** Start **
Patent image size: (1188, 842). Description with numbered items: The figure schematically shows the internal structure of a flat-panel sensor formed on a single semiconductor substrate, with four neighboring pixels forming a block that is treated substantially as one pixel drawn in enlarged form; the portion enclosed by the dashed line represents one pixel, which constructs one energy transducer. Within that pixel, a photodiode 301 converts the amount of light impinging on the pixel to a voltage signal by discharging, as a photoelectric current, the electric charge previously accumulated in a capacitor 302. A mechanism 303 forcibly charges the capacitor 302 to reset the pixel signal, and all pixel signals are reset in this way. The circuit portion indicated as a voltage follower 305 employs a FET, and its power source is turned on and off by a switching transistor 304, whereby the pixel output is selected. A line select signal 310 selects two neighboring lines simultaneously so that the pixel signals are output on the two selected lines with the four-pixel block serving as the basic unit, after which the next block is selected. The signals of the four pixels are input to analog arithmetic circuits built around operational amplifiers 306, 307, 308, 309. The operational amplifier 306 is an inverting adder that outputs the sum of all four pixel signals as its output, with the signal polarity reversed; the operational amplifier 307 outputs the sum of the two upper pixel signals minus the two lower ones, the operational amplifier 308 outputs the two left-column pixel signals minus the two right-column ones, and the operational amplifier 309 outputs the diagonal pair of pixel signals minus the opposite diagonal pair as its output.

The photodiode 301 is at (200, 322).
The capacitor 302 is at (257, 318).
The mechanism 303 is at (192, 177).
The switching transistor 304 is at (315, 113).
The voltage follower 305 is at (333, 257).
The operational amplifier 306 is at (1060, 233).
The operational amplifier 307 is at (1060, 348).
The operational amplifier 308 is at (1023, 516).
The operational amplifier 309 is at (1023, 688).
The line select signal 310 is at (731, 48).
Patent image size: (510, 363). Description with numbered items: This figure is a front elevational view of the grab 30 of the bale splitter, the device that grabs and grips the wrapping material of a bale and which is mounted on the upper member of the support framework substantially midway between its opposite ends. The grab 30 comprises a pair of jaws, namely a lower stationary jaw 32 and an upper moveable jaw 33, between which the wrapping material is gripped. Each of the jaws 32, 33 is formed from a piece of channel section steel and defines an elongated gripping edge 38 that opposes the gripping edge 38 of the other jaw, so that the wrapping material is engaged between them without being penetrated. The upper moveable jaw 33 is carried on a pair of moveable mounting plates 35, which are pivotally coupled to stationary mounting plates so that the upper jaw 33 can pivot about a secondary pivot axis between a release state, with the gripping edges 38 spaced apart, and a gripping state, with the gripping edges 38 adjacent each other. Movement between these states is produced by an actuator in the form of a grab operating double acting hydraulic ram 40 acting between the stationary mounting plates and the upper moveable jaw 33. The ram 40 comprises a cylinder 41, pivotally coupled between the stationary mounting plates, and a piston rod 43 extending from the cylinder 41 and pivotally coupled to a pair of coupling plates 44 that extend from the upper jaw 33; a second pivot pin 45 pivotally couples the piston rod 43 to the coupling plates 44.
** End **
▶ **Goal**: Return every item above word for word, with nothing changed, added, or left out.

▶ **Result of the exercise**:
Patent image size: (1188, 842). Description with numbered items: The figure schematically shows the internal structure of a flat-panel sensor formed on a single semiconductor substrate, with four neighboring pixels forming a block that is treated substantially as one pixel drawn in enlarged form; the portion enclosed by the dashed line represents one pixel, which constructs one energy transducer. Within that pixel, a photodiode 301 converts the amount of light impinging on the pixel to a voltage signal by discharging, as a photoelectric current, the electric charge previously accumulated in a capacitor 302. A mechanism 303 forcibly charges the capacitor 302 to reset the pixel signal, and all pixel signals are reset in this way. The circuit portion indicated as a voltage follower 305 employs a FET, and its power source is turned on and off by a switching transistor 304, whereby the pixel output is selected. A line select signal 310 selects two neighboring lines simultaneously so that the pixel signals are output on the two selected lines with the four-pixel block serving as the basic unit, after which the next block is selected. The signals of the four pixels are input to analog arithmetic circuits built around operational amplifiers 306, 307, 308, 309. The operational amplifier 306 is an inverting adder that outputs the sum of all four pixel signals as its output, with the signal polarity reversed; the operational amplifier 307 outputs the sum of the two upper pixel signals minus the two lower ones, the operational amplifier 308 outputs the two left-column pixel signals minus the two right-column ones, and the operational amplifier 309 outputs the diagonal pair of pixel signals minus the opposite diagonal pair as its output.

The photodiode 301 is at (200, 322).
The capacitor 302 is at (257, 318).
The mechanism 303 is at (192, 177).
The switching transistor 304 is at (315, 113).
The voltage follower 305 is at (333, 257).
The operational amplifier 306 is at (1060, 233).
The operational amplifier 307 is at (1060, 348).
The operational amplifier 308 is at (1023, 516).
The operational amplifier 309 is at (1023, 688).
The line select signal 310 is at (731, 48).
Patent image size: (510, 363). Description with numbered items: This figure is a front elevational view of the grab 30 of the bale splitter, the device that grabs and grips the wrapping material of a bale and which is mounted on the upper member of the support framework substantially midway between its opposite ends. The grab 30 comprises a pair of jaws, namely a lower stationary jaw 32 and an upper moveable jaw 33, between which the wrapping material is gripped. Each of the jaws 32, 33 is formed from a piece of channel section steel and defines an elongated gripping edge 38 that opposes the gripping edge 38 of the other jaw, so that the wrapping material is engaged between them without being penetrated. The upper moveable jaw 33 is carried on a pair of moveable mounting plates 35, which are pivotally coupled to stationary mounting plates so that the upper jaw 33 can pivot about a secondary pivot axis between a release state, with the gripping edges 38 spaced apart, and a gripping state, with the gripping edges 38 adjacent each other. Movement between these states is produced by an actuator in the form of a grab operating double acting hydraulic ram 40 acting between the stationary mounting plates and the upper moveable jaw 33. The ram 40 comprises a cylinder 41, pivotally coupled between the stationary mounting plates, and a piston rod 43 extending from the cylinder 41 and pivotally coupled to a pair of coupling plates 44 that extend from the upper jaw 33; a second pivot pin 45 pivotally couples the piston rod 43 to the coupling plates 44.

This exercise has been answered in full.